What you will do: Every line in the listing is to be echoed verbatim.
┌─ Data shown
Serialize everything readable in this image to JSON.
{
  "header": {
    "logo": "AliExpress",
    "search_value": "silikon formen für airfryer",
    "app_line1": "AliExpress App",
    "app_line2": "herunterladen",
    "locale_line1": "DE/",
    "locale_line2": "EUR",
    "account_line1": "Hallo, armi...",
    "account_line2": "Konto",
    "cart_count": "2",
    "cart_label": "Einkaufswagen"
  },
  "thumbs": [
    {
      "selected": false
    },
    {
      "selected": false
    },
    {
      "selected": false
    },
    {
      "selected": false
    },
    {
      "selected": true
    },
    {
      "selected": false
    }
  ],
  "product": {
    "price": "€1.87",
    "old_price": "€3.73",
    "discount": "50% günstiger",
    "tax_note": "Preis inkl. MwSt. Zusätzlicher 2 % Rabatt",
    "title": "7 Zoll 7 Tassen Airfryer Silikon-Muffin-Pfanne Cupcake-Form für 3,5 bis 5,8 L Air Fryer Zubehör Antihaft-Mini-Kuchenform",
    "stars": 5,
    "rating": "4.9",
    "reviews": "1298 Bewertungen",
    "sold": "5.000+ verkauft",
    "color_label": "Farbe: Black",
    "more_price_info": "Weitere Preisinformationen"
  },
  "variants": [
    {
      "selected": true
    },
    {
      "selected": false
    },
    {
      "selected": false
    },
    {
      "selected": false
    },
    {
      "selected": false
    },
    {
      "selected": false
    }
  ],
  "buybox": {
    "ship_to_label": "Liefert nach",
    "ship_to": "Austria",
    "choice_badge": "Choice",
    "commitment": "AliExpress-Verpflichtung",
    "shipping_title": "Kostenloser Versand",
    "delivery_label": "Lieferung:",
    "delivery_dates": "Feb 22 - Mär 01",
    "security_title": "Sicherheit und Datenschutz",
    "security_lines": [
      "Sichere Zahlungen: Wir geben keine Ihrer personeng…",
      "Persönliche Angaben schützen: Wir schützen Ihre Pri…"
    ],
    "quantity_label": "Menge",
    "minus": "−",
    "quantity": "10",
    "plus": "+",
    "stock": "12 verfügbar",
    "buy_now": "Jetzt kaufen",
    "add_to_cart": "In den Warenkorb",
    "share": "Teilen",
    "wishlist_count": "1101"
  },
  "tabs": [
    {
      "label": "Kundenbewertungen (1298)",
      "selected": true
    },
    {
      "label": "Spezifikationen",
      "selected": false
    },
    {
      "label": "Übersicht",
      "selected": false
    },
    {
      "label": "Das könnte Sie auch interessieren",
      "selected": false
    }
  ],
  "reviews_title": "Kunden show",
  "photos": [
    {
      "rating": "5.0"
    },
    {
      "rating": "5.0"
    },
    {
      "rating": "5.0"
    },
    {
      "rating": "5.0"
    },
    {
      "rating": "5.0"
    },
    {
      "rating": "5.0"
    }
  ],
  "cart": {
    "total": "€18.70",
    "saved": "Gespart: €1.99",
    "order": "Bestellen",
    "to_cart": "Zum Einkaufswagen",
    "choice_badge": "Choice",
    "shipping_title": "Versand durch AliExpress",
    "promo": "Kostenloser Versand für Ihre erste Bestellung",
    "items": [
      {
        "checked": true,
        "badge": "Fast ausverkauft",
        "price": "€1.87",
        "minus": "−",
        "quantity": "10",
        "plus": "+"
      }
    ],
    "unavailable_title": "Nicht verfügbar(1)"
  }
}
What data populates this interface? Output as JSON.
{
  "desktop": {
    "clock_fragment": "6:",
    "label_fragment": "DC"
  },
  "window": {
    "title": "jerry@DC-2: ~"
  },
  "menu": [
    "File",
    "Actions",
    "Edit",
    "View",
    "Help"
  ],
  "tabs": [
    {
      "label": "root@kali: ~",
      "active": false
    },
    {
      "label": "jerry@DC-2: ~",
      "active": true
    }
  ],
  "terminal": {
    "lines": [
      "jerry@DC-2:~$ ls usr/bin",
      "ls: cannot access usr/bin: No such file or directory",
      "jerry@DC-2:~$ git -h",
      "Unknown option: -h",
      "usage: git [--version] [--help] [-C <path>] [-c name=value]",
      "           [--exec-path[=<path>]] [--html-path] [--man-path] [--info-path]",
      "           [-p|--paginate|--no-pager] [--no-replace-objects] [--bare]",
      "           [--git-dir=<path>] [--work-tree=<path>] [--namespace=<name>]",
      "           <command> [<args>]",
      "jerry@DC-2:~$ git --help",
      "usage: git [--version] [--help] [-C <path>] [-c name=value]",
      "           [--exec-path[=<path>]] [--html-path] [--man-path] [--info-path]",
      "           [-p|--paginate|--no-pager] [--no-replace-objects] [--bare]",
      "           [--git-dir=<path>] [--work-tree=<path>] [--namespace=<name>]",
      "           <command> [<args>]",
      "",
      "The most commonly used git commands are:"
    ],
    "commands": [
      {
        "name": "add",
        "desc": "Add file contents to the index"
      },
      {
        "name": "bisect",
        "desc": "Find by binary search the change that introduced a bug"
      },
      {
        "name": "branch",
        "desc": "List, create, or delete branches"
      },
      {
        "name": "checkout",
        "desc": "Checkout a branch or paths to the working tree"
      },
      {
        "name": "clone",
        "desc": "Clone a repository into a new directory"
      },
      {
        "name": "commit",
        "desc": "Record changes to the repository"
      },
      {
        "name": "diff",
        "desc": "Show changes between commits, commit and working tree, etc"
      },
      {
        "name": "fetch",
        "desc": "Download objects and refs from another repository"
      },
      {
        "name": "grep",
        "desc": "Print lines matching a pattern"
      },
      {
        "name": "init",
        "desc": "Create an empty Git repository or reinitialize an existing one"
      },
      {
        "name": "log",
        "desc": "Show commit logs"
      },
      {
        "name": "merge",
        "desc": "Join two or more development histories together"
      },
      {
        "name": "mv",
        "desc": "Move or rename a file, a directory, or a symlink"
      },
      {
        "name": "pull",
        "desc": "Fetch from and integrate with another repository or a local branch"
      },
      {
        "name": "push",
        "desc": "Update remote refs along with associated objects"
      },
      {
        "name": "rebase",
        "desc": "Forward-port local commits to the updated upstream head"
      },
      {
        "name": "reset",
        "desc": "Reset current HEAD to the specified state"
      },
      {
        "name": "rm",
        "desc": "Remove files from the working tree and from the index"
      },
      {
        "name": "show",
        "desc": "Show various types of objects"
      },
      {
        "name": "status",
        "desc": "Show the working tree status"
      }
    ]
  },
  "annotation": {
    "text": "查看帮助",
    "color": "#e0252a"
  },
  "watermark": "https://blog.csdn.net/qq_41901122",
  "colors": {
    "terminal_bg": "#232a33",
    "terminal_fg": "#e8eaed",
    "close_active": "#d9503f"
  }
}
└─
Reply to the exercise:
Serialize everything readable in this image to JSON.
{
  "header": {
    "logo": "AliExpress",
    "search_value": "silikon formen für airfryer",
    "app_line1": "AliExpress App",
    "app_line2": "herunterladen",
    "locale_line1": "DE/",
    "locale_line2": "EUR",
    "account_line1": "Hallo, armi...",
    "account_line2": "Konto",
    "cart_count": "2",
    "cart_label": "Einkaufswagen"
  },
  "thumbs": [
    {
      "selected": false
    },
    {
      "selected": false
    },
    {
      "selected": false
    },
    {
      "selected": false
    },
    {
      "selected": true
    },
    {
      "selected": false
    }
  ],
  "product": {
    "price": "€1.87",
    "old_price": "€3.73",
    "discount": "50% günstiger",
    "tax_note": "Preis inkl. MwSt. Zusätzlicher 2 % Rabatt",
    "title": "7 Zoll 7 Tassen Airfryer Silikon-Muffin-Pfanne Cupcake-Form für 3,5 bis 5,8 L Air Fryer Zubehör Antihaft-Mini-Kuchenform",
    "stars": 5,
    "rating": "4.9",
    "reviews": "1298 Bewertungen",
    "sold": "5.000+ verkauft",
    "color_label": "Farbe: Black",
    "more_price_info": "Weitere Preisinformationen"
  },
  "variants": [
    {
      "selected": true
    },
    {
      "selected": false
    },
    {
      "selected": false
    },
    {
      "selected": false
    },
    {
      "selected": false
    },
    {
      "selected": false
    }
  ],
  "buybox": {
    "ship_to_label": "Liefert nach",
    "ship_to": "Austria",
    "choice_badge": "Choice",
    "commitment": "AliExpress-Verpflichtung",
    "shipping_title": "Kostenloser Versand",
    "delivery_label": "Lieferung:",
    "delivery_dates": "Feb 22 - Mär 01",
    "security_title": "Sicherheit und Datenschutz",
    "security_lines": [
      "Sichere Zahlungen: Wir geben keine Ihrer personeng…",
      "Persönliche Angaben schützen: Wir schützen Ihre Pri…"
    ],
    "quantity_label": "Menge",
    "minus": "−",
    "quantity": "10",
    "plus": "+",
    "stock": "12 verfügbar",
    "buy_now": "Jetzt kaufen",
    "add_to_cart": "In den Warenkorb",
    "share": "Teilen",
    "wishlist_count": "1101"
  },
  "tabs": [
    {
      "label": "Kundenbewertungen (1298)",
      "selected": true
    },
    {
      "label": "Spezifikationen",
      "selected": false
    },
    {
      "label": "Übersicht",
      "selected": false
    },
    {
      "label": "Das könnte Sie auch interessieren",
      "selected": false
    }
  ],
  "reviews_title": "Kunden show",
  "photos": [
    {
      "rating": "5.0"
    },
    {
      "rating": "5.0"
    },
    {
      "rating": "5.0"
    },
    {
      "rating": "5.0"
    },
    {
      "rating": "5.0"
    },
    {
      "rating": "5.0"
    }
  ],
  "cart": {
    "total": "€18.70",
    "saved": "Gespart: €1.99",
    "order": "Bestellen",
    "to_cart": "Zum Einkaufswagen",
    "choice_badge": "Choice",
    "shipping_title": "Versand durch AliExpress",
    "promo": "Kostenloser Versand für Ihre erste Bestellung",
    "items": [
      {
        "checked": true,
        "badge": "Fast ausverkauft",
        "price": "€1.87",
        "minus": "−",
        "quantity": "10",
        "plus": "+"
      }
    ],
    "unavailable_title": "Nicht verfügbar(1)"
  }
}
What data populates this interface? Output as JSON.
{
  "desktop": {
    "clock_fragment": "6:",
    "label_fragment": "DC"
  },
  "window": {
    "title": "jerry@DC-2: ~"
  },
  "menu": [
    "File",
    "Actions",
    "Edit",
    "View",
    "Help"
  ],
  "tabs": [
    {
      "label": "root@kali: ~",
      "active": false
    },
    {
      "label": "jerry@DC-2: ~",
      "active": true
    }
  ],
  "terminal": {
    "lines": [
      "jerry@DC-2:~$ ls usr/bin",
      "ls: cannot access usr/bin: No such file or directory",
      "jerry@DC-2:~$ git -h",
      "Unknown option: -h",
      "usage: git [--version] [--help] [-C <path>] [-c name=value]",
      "           [--exec-path[=<path>]] [--html-path] [--man-path] [--info-path]",
      "           [-p|--paginate|--no-pager] [--no-replace-objects] [--bare]",
      "           [--git-dir=<path>] [--work-tree=<path>] [--namespace=<name>]",
      "           <command> [<args>]",
      "jerry@DC-2:~$ git --help",
      "usage: git [--version] [--help] [-C <path>] [-c name=value]",
      "           [--exec-path[=<path>]] [--html-path] [--man-path] [--info-path]",
      "           [-p|--paginate|--no-pager] [--no-replace-objects] [--bare]",
      "           [--git-dir=<path>] [--work-tree=<path>] [--namespace=<name>]",
      "           <command> [<args>]",
      "",
      "The most commonly used git commands are:"
    ],
    "commands": [
      {
        "name": "add",
        "desc": "Add file contents to the index"
      },
      {
        "name": "bisect",
        "desc": "Find by binary search the change that introduced a bug"
      },
      {
        "name": "branch",
        "desc": "List, create, or delete branches"
      },
      {
        "name": "checkout",
        "desc": "Checkout a branch or paths to the working tree"
      },
      {
        "name": "clone",
        "desc": "Clone a repository into a new directory"
      },
      {
        "name": "commit",
        "desc": "Record changes to the repository"
      },
      {
        "name": "diff",
        "desc": "Show changes between commits, commit and working tree, etc"
      },
      {
        "name": "fetch",
        "desc": "Download objects and refs from another repository"
      },
      {
        "name": "grep",
        "desc": "Print lines matching a pattern"
      },
      {
        "name": "init",
        "desc": "Create an empty Git repository or reinitialize an existing one"
      },
      {
        "name": "log",
        "desc": "Show commit logs"
      },
      {
        "name": "merge",
        "desc": "Join two or more development histories together"
      },
      {
        "name": "mv",
        "desc": "Move or rename a file, a directory, or a symlink"
      },
      {
        "name": "pull",
        "desc": "Fetch from and integrate with another repository or a local branch"
      },
      {
        "name": "push",
        "desc": "Update remote refs along with associated objects"
      },
      {
        "name": "rebase",
        "desc": "Forward-port local commits to the updated upstream head"
      },
      {
        "name": "reset",
        "desc": "Reset current HEAD to the specified state"
      },
      {
        "name": "rm",
        "desc": "Remove files from the working tree and from the index"
      },
      {
        "name": "show",
        "desc": "Show various types of objects"
      },
      {
        "name": "status",
        "desc": "Show the working tree status"
      }
    ]
  },
  "annotation": {
    "text": "查看帮助",
    "color": "#e0252a"
  },
  "watermark": "https://blog.csdn.net/qq_41901122",
  "colors": {
    "terminal_bg": "#232a33",
    "terminal_fg": "#e8eaed",
    "close_active": "#d9503f"
  }
}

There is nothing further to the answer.